Given task
Reproduce every entry exactly as shown.

[Stored data entries]
..............................

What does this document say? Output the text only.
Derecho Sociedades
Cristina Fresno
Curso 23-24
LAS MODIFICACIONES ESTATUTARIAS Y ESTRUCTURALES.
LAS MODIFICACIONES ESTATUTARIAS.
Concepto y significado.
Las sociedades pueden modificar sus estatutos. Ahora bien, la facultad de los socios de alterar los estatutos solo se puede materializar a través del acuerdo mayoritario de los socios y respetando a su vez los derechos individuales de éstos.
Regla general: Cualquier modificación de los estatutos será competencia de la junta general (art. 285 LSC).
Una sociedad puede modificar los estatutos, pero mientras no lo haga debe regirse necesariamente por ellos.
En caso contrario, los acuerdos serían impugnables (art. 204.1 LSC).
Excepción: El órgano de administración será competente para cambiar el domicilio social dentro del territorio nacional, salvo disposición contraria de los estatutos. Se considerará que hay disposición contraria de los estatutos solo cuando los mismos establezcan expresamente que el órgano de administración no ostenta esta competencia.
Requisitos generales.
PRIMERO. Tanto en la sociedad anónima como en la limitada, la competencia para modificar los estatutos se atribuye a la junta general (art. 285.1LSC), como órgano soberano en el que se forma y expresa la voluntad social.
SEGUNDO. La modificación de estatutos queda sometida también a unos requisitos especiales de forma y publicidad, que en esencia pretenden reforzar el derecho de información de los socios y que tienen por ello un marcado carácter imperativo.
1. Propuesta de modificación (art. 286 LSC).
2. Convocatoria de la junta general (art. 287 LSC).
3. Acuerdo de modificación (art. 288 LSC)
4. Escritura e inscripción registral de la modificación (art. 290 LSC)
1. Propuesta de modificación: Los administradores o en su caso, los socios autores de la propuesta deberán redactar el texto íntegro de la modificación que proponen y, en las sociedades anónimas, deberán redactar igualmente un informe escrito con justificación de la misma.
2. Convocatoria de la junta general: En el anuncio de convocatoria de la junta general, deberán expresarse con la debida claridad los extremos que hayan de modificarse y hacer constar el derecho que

..............................

Solution
What does this document say? Output the text only.
Derecho Sociedades
Cristina Fresno
Curso 23-24
LAS MODIFICACIONES ESTATUTARIAS Y ESTRUCTURALES.
LAS MODIFICACIONES ESTATUTARIAS.
Concepto y significado.
Las sociedades pueden modificar sus estatutos. Ahora bien, la facultad de los socios de alterar los estatutos solo se puede materializar a través del acuerdo mayoritario de los socios y respetando a su vez los derechos individuales de éstos.
Regla general: Cualquier modificación de los estatutos será competencia de la junta general (art. 285 LSC).
Una sociedad puede modificar los estatutos, pero mientras no lo haga debe regirse necesariamente por ellos.
En caso contrario, los acuerdos serían impugnables (art. 204.1 LSC).
Excepción: El órgano de administración será competente para cambiar el domicilio social dentro del territorio nacional, salvo disposición contraria de los estatutos. Se considerará que hay disposición contraria de los estatutos solo cuando los mismos establezcan expresamente que el órgano de administración no ostenta esta competencia.
Requisitos generales.
PRIMERO. Tanto en la sociedad anónima como en la limitada, la competencia para modificar los estatutos se atribuye a la junta general (art. 285.1LSC), como órgano soberano en el que se forma y expresa la voluntad social.
SEGUNDO. La modificación de estatutos queda sometida también a unos requisitos especiales de forma y publicidad, que en esencia pretenden reforzar el derecho de información de los socios y que tienen por ello un marcado carácter imperativo.
1. Propuesta de modificación (art. 286 LSC).
2. Convocatoria de la junta general (art. 287 LSC).
3. Acuerdo de modificación (art. 288 LSC)
4. Escritura e inscripción registral de la modificación (art. 290 LSC)
1. Propuesta de modificación: Los administradores o en su caso, los socios autores de la propuesta deberán redactar el texto íntegro de la modificación que proponen y, en las sociedades anónimas, deberán redactar igualmente un informe escrito con justificación de la misma.
2. Convocatoria de la junta general: En el anuncio de convocatoria de la junta general, deberán expresarse con la debida claridad los extremos que hayan de modificarse y hacer constar el derecho que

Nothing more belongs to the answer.